Task brief —
Copy exactly, and only, the lines from the line containing "What text is on this page?" through the last line of the records below, both included, and leave out any pictures.

[Data records]
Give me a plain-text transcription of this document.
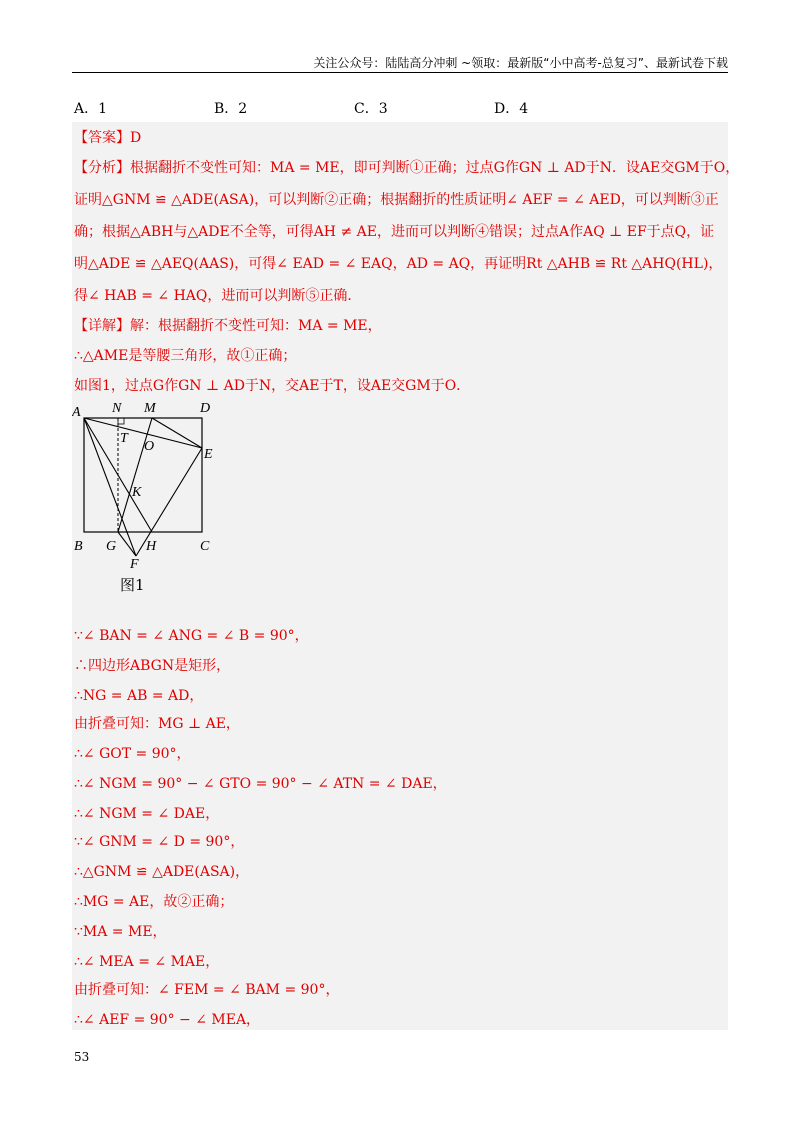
关注公众号：陆陆高分冲刺 ~领取：最新版“小中高考-总复习”、最新试卷下载
A．1	B．2	C．3	D．4
【答案】D
【分析】根据翻折不变性可知：MA = ME，即可判断①正确；过点G作GN ⊥ AD于N．设AE交GM于O，
证明△GNM ≌ △ADE(ASA)，可以判断②正确；根据翻折的性质证明∠ AEF = ∠ AED，可以判断③正
确；根据△ABH与△ADE不全等，可得AH ≠ AE，进而可以判断④错误；过点A作AQ ⊥ EF于点Q，证
明△ADE ≌ △AEQ(AAS)，可得∠ EAD = ∠ EAQ，AD = AQ，再证明Rt △AHB ≌ Rt △AHQ(HL)，
得∠ HAB = ∠ HAQ，进而可以判断⑤正确．
【详解】解：根据翻折不变性可知：MA = ME，
∴△AME是等腰三角形，故①正确；
如图1，过点G作GN ⊥ AD于N，交AE于T，设AE交GM于O．
A N M	D
T
O
E
K
B G H	C
F
图1
∵∠ BAN = ∠ ANG = ∠ B = 90°，
∴四边形ABGN是矩形，
∴NG = AB = AD，
由折叠可知：MG ⊥ AE，
∴∠ GOT = 90°，
∴∠ NGM = 90° − ∠ GTO = 90° − ∠ ATN = ∠ DAE，
∴∠ NGM = ∠ DAE，
∵∠ GNM = ∠ D = 90°，
∴△GNM ≌ △ADE(ASA)，
∴MG = AE，故②正确；
∵MA = ME，
∴∠ MEA = ∠ MAE，
由折叠可知：∠ FEM = ∠ BAM = 90°，
∴∠ AEF = 90° − ∠ MEA，
53
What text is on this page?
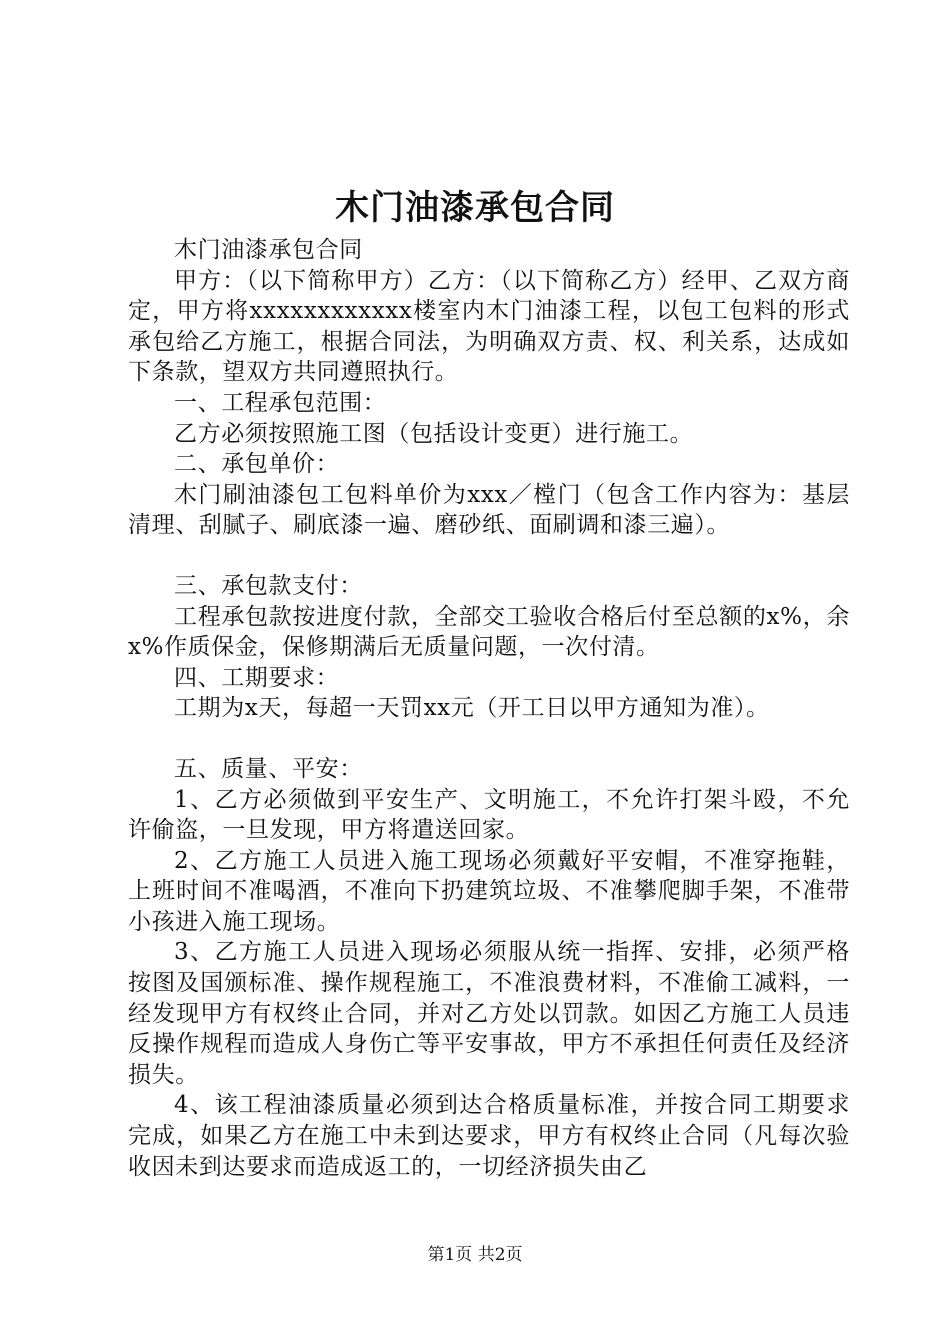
木门油漆承包合同

木门油漆承包合同

甲方：（以下简称甲方）乙方：（以下简称乙方）经甲、乙双方商定，甲方将xxxxxxxxxxxx楼室内木门油漆工程，以包工包料的形式承包给乙方施工，根据合同法，为明确双方责、权、利关系，达成如下条款，望双方共同遵照执行。

一、工程承包范围：

乙方必须按照施工图（包括设计变更）进行施工。

二、承包单价：

木门刷油漆包工包料单价为xxx／樘门（包含工作内容为：基层清理、刮腻子、刷底漆一遍、磨砂纸、面刷调和漆三遍）。

三、承包款支付：

工程承包款按进度付款，全部交工验收合格后付至总额的x%，余x%作质保金，保修期满后无质量问题，一次付清。

四、工期要求：

工期为x天，每超一天罚xx元（开工日以甲方通知为准）。

五、质量、平安：

1、乙方必须做到平安生产、文明施工，不允许打架斗殴，不允许偷盗，一旦发现，甲方将遣送回家。

2、乙方施工人员进入施工现场必须戴好平安帽，不准穿拖鞋，上班时间不准喝酒，不准向下扔建筑垃圾、不准攀爬脚手架，不准带小孩进入施工现场。

3、乙方施工人员进入现场必须服从统一指挥、安排，必须严格按图及国颁标准、操作规程施工，不准浪费材料，不准偷工减料，一经发现甲方有权终止合同，并对乙方处以罚款。如因乙方施工人员违反操作规程而造成人身伤亡等平安事故，甲方不承担任何责任及经济损失。

4、该工程油漆质量必须到达合格质量标准，并按合同工期要求完成，如果乙方在施工中未到达要求，甲方有权终止合同（凡每次验收因未到达要求而造成返工的，一切经济损失由乙

第1页 共2页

Solution —
What text is on this page?
木门油漆承包合同

木门油漆承包合同

甲方：（以下简称甲方）乙方：（以下简称乙方）经甲、乙双方商定，甲方将xxxxxxxxxxxx楼室内木门油漆工程，以包工包料的形式承包给乙方施工，根据合同法，为明确双方责、权、利关系，达成如下条款，望双方共同遵照执行。

一、工程承包范围：

乙方必须按照施工图（包括设计变更）进行施工。

二、承包单价：

木门刷油漆包工包料单价为xxx／樘门（包含工作内容为：基层清理、刮腻子、刷底漆一遍、磨砂纸、面刷调和漆三遍）。

三、承包款支付：

工程承包款按进度付款，全部交工验收合格后付至总额的x%，余x%作质保金，保修期满后无质量问题，一次付清。

四、工期要求：

工期为x天，每超一天罚xx元（开工日以甲方通知为准）。

五、质量、平安：

1、乙方必须做到平安生产、文明施工，不允许打架斗殴，不允许偷盗，一旦发现，甲方将遣送回家。

2、乙方施工人员进入施工现场必须戴好平安帽，不准穿拖鞋，上班时间不准喝酒，不准向下扔建筑垃圾、不准攀爬脚手架，不准带小孩进入施工现场。

3、乙方施工人员进入现场必须服从统一指挥、安排，必须严格按图及国颁标准、操作规程施工，不准浪费材料，不准偷工减料，一经发现甲方有权终止合同，并对乙方处以罚款。如因乙方施工人员违反操作规程而造成人身伤亡等平安事故，甲方不承担任何责任及经济损失。

4、该工程油漆质量必须到达合格质量标准，并按合同工期要求完成，如果乙方在施工中未到达要求，甲方有权终止合同（凡每次验收因未到达要求而造成返工的，一切经济损失由乙

第1页 共2页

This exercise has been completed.